>> BEGIN Recorded information

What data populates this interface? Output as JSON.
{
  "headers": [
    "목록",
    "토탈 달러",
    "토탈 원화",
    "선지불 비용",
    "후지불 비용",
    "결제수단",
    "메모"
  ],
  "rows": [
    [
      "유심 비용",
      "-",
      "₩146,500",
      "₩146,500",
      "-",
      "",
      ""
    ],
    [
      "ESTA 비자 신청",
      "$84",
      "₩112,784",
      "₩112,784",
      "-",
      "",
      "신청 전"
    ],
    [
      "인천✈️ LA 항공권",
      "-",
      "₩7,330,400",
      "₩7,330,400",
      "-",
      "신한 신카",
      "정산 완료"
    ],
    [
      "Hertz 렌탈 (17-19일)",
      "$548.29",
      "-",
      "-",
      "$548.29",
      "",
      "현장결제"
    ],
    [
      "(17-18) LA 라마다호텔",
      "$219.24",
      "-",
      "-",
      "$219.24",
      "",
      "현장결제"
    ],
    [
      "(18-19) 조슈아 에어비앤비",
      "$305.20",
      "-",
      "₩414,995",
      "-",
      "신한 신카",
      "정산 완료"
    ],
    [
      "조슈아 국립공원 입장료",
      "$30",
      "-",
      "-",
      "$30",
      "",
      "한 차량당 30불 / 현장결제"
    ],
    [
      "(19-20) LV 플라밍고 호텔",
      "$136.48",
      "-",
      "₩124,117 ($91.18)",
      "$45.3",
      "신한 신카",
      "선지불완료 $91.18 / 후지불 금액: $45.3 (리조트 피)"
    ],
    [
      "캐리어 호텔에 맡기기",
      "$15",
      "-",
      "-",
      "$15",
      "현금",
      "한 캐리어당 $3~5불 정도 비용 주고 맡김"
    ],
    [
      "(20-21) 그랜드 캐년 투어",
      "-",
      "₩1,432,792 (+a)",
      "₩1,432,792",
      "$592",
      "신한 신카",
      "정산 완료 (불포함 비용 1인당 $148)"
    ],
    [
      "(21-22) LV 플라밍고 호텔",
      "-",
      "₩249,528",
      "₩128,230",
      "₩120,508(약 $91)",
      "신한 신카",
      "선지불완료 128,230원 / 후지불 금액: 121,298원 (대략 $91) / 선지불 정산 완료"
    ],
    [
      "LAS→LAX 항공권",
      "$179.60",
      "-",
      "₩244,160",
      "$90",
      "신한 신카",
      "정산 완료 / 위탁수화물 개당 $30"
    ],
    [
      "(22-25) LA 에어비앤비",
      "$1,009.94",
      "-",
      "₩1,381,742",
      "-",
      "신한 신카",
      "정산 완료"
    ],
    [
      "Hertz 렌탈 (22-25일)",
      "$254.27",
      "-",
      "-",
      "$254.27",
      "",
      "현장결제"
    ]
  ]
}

>> END Recorded information

Count the lines in which the string "선지불완료" appears, then report only that figure.

▶ **Task answer**: 2